■ **WHAT IS REQUIRED**
Type the records out again in full, exactly.

##############################

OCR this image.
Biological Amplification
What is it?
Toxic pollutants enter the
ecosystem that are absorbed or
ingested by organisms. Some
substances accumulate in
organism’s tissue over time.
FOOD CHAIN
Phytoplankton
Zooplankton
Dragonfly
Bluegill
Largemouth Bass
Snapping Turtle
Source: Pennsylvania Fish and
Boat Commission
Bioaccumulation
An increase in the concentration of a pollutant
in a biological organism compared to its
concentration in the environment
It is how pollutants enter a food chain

##############################

■ **THE ANSWER**
OCR this image.
Biological Amplification
What is it?
Toxic pollutants enter the
ecosystem that are absorbed or
ingested by organisms. Some
substances accumulate in
organism’s tissue over time.
FOOD CHAIN
Phytoplankton
Zooplankton
Dragonfly
Bluegill
Largemouth Bass
Snapping Turtle
Source: Pennsylvania Fish and
Boat Commission
Bioaccumulation
An increase in the concentration of a pollutant
in a biological organism compared to its
concentration in the environment
It is how pollutants enter a food chain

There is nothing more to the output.